**Problem details:** Which lines include the word "username"? Copy each of them.

## Start Dataset content

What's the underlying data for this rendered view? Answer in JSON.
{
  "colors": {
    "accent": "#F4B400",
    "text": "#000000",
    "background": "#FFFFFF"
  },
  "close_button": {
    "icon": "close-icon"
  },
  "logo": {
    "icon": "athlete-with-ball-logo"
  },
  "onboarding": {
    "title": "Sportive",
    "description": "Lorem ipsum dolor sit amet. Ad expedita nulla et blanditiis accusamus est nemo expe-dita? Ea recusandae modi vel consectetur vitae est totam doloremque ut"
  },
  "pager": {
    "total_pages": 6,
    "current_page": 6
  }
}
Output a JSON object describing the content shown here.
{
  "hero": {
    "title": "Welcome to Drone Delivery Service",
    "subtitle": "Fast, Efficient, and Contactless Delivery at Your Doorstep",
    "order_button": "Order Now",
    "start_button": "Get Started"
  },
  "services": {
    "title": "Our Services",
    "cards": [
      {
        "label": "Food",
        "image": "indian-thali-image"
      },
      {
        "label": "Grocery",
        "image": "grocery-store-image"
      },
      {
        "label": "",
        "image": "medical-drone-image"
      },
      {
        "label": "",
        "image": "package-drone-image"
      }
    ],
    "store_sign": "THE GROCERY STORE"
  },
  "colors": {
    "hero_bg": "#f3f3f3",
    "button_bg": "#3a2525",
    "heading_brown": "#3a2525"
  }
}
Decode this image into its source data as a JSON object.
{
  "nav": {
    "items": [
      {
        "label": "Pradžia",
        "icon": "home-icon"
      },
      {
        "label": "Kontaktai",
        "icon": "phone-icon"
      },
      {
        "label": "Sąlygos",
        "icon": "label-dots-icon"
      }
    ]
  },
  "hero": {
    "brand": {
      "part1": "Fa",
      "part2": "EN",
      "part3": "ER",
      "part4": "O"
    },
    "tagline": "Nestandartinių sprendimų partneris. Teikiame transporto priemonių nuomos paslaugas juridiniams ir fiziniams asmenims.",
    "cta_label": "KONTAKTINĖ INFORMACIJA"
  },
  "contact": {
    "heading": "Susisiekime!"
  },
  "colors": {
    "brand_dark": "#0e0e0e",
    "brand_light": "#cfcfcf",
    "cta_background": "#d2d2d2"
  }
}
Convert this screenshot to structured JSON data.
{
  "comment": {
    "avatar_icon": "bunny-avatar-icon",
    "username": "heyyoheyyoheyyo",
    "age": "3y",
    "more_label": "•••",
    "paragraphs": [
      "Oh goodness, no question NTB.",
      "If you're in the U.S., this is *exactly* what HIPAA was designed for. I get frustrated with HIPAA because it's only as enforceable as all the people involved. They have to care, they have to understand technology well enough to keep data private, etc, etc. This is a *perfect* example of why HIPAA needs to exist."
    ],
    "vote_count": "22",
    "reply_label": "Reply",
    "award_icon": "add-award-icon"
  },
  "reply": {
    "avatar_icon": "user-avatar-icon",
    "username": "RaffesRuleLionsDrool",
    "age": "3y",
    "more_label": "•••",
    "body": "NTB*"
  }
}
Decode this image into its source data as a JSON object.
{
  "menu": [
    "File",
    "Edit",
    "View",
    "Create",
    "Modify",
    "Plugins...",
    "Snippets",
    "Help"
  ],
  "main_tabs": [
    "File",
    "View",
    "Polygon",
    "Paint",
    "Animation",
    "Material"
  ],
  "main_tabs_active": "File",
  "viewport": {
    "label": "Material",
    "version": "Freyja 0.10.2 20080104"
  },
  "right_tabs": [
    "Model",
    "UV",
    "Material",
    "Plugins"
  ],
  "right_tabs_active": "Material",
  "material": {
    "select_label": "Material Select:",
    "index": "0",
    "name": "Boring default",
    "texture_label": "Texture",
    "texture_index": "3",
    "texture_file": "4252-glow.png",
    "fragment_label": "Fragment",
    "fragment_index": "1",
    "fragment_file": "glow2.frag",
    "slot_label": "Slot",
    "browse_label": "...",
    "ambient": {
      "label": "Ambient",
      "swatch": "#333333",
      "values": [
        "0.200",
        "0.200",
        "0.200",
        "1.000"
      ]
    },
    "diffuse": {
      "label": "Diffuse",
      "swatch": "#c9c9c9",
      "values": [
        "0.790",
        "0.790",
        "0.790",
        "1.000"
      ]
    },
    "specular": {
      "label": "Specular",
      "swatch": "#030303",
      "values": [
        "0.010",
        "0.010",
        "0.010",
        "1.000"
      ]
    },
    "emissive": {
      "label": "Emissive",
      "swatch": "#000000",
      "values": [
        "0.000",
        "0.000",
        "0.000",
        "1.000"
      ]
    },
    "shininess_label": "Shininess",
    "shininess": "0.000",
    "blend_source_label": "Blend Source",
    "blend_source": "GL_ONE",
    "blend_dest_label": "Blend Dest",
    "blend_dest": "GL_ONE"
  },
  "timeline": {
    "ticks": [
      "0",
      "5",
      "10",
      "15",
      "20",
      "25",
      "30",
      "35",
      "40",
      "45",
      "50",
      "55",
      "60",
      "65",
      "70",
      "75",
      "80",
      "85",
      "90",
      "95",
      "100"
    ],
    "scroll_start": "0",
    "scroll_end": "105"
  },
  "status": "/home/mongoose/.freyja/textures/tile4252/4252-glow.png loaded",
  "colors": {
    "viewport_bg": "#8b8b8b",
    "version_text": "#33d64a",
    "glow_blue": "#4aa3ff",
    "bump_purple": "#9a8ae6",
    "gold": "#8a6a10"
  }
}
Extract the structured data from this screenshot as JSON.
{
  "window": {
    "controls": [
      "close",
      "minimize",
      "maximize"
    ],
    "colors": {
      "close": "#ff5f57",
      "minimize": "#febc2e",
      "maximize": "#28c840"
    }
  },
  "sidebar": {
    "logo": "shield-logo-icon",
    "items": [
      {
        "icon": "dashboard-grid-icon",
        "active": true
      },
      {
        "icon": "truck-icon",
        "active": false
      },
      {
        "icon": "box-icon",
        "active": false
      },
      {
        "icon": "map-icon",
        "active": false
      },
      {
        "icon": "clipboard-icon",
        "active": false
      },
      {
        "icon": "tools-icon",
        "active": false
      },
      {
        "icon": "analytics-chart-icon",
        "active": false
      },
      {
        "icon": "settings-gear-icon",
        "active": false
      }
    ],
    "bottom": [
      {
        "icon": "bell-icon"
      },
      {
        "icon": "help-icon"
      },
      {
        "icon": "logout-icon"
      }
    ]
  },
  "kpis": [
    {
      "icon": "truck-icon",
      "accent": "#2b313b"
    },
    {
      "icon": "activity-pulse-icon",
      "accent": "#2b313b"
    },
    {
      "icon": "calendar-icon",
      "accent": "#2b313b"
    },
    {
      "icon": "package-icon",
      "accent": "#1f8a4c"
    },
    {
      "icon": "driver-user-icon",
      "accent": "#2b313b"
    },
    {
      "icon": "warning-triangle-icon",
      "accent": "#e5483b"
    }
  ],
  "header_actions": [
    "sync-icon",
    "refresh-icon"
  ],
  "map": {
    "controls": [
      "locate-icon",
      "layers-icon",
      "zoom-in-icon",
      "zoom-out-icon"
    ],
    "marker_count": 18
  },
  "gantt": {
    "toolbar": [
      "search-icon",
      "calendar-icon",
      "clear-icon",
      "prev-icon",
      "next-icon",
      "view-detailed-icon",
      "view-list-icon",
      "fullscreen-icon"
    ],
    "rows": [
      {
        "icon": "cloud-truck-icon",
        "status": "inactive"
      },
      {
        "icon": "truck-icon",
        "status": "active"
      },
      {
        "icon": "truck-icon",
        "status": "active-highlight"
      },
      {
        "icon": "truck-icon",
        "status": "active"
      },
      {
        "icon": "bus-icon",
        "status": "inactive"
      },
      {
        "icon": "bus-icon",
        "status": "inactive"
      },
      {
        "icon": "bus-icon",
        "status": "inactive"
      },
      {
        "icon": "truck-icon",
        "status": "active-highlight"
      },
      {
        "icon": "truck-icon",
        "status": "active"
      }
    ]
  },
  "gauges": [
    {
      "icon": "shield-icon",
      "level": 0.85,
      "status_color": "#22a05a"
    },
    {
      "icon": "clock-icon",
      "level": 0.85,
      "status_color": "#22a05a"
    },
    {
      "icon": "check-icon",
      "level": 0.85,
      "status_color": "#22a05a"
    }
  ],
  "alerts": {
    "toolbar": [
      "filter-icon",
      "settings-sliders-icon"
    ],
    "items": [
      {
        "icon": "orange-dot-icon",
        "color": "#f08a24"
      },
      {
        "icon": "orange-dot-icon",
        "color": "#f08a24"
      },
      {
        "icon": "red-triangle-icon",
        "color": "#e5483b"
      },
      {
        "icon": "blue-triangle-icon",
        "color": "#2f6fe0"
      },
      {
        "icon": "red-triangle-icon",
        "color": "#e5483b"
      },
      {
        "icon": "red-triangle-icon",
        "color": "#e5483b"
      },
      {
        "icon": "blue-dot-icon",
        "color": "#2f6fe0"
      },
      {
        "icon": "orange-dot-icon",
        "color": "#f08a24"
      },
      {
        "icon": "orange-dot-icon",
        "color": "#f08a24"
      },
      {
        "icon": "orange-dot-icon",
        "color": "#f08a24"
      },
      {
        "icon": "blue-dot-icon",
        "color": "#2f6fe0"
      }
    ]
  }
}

## End Dataset content

**Final answer:**
    "username": "heyyoheyyoheyyo",
    "username": "RaffesRuleLionsDrool",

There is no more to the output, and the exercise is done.